Dataset items
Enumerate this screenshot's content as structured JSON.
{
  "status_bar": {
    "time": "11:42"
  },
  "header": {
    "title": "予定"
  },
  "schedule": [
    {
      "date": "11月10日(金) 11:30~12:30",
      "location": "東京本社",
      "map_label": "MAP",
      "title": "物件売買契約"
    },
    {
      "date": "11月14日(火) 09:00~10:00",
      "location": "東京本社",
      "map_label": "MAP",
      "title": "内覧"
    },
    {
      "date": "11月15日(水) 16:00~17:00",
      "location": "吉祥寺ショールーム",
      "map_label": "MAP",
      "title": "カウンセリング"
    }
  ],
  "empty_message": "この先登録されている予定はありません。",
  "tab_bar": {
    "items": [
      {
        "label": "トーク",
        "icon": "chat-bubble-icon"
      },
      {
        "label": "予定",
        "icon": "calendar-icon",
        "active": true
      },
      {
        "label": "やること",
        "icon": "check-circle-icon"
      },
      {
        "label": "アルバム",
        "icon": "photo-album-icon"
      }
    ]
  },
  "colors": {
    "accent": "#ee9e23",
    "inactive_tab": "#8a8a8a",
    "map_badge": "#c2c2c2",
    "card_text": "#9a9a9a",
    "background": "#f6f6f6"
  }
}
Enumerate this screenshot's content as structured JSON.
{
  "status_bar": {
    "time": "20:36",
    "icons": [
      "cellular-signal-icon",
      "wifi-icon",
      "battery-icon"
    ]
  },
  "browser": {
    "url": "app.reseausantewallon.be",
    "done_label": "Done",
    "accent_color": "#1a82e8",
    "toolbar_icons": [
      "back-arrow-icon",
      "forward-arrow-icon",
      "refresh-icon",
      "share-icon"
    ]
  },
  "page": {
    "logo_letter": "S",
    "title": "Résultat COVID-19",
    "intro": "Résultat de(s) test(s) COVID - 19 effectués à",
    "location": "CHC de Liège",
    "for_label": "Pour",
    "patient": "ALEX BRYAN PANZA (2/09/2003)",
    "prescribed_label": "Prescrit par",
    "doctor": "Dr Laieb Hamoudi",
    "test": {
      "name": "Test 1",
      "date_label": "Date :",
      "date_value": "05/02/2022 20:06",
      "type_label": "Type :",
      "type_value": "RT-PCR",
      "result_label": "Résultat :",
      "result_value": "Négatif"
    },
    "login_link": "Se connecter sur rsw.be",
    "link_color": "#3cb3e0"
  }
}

# [WRITTEN PROBLEM]
Find every line with "title" in the listing and state how many there are, nothing else.

# [ANSWER]
5